**Problem requirements**
Output every entry exactly as given.

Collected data
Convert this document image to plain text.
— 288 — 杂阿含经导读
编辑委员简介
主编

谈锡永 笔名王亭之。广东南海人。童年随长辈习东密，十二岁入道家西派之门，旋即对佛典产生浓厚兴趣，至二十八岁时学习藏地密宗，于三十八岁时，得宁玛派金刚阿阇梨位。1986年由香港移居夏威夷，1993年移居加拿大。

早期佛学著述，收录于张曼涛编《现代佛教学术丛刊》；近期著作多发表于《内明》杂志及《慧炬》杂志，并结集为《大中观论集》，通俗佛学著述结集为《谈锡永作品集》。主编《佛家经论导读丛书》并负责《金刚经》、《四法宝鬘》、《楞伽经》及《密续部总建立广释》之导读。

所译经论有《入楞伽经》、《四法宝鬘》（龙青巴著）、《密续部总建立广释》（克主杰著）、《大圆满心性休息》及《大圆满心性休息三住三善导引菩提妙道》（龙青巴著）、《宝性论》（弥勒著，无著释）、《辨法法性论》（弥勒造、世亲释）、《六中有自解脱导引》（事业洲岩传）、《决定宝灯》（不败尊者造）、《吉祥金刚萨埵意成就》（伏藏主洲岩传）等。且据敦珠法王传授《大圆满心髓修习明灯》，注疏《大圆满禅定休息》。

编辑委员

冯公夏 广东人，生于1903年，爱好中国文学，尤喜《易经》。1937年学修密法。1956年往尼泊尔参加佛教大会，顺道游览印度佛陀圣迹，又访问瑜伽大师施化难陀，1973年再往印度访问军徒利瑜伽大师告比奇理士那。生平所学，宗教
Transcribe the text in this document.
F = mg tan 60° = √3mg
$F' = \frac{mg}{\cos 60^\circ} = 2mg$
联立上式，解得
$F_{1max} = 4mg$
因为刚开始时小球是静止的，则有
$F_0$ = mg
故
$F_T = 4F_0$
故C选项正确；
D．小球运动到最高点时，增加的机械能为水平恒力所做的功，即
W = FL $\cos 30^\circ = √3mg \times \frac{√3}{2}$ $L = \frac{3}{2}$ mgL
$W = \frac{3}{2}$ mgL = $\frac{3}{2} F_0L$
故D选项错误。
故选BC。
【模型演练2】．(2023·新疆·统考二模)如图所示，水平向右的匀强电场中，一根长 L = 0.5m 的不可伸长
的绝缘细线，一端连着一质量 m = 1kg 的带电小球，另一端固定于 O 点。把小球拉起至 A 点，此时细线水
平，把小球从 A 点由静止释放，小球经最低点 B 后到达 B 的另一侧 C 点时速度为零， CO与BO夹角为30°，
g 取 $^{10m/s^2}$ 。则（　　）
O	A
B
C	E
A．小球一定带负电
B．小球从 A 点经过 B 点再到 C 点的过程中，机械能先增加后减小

**Task answer**
Convert this document image to plain text.
— 288 — 杂阿含经导读
编辑委员简介
主编

谈锡永 笔名王亭之。广东南海人。童年随长辈习东密，十二岁入道家西派之门，旋即对佛典产生浓厚兴趣，至二十八岁时学习藏地密宗，于三十八岁时，得宁玛派金刚阿阇梨位。1986年由香港移居夏威夷，1993年移居加拿大。

早期佛学著述，收录于张曼涛编《现代佛教学术丛刊》；近期著作多发表于《内明》杂志及《慧炬》杂志，并结集为《大中观论集》，通俗佛学著述结集为《谈锡永作品集》。主编《佛家经论导读丛书》并负责《金刚经》、《四法宝鬘》、《楞伽经》及《密续部总建立广释》之导读。

所译经论有《入楞伽经》、《四法宝鬘》（龙青巴著）、《密续部总建立广释》（克主杰著）、《大圆满心性休息》及《大圆满心性休息三住三善导引菩提妙道》（龙青巴著）、《宝性论》（弥勒著，无著释）、《辨法法性论》（弥勒造、世亲释）、《六中有自解脱导引》（事业洲岩传）、《决定宝灯》（不败尊者造）、《吉祥金刚萨埵意成就》（伏藏主洲岩传）等。且据敦珠法王传授《大圆满心髓修习明灯》，注疏《大圆满禅定休息》。

编辑委员

冯公夏 广东人，生于1903年，爱好中国文学，尤喜《易经》。1937年学修密法。1956年往尼泊尔参加佛教大会，顺道游览印度佛陀圣迹，又访问瑜伽大师施化难陀，1973年再往印度访问军徒利瑜伽大师告比奇理士那。生平所学，宗教
Transcribe the text in this document.
F = mg tan 60° = √3mg
$F' = \frac{mg}{\cos 60^\circ} = 2mg$
联立上式，解得
$F_{1max} = 4mg$
因为刚开始时小球是静止的，则有
$F_0$ = mg
故
$F_T = 4F_0$
故C选项正确；
D．小球运动到最高点时，增加的机械能为水平恒力所做的功，即
W = FL $\cos 30^\circ = √3mg \times \frac{√3}{2}$ $L = \frac{3}{2}$ mgL
$W = \frac{3}{2}$ mgL = $\frac{3}{2} F_0L$
故D选项错误。
故选BC。
【模型演练2】．(2023·新疆·统考二模)如图所示，水平向右的匀强电场中，一根长 L = 0.5m 的不可伸长
的绝缘细线，一端连着一质量 m = 1kg 的带电小球，另一端固定于 O 点。把小球拉起至 A 点，此时细线水
平，把小球从 A 点由静止释放，小球经最低点 B 后到达 B 的另一侧 C 点时速度为零， CO与BO夹角为30°，
g 取 $^{10m/s^2}$ 。则（　　）
O	A
B
C	E
A．小球一定带负电
B．小球从 A 点经过 B 点再到 C 点的过程中，机械能先增加后减小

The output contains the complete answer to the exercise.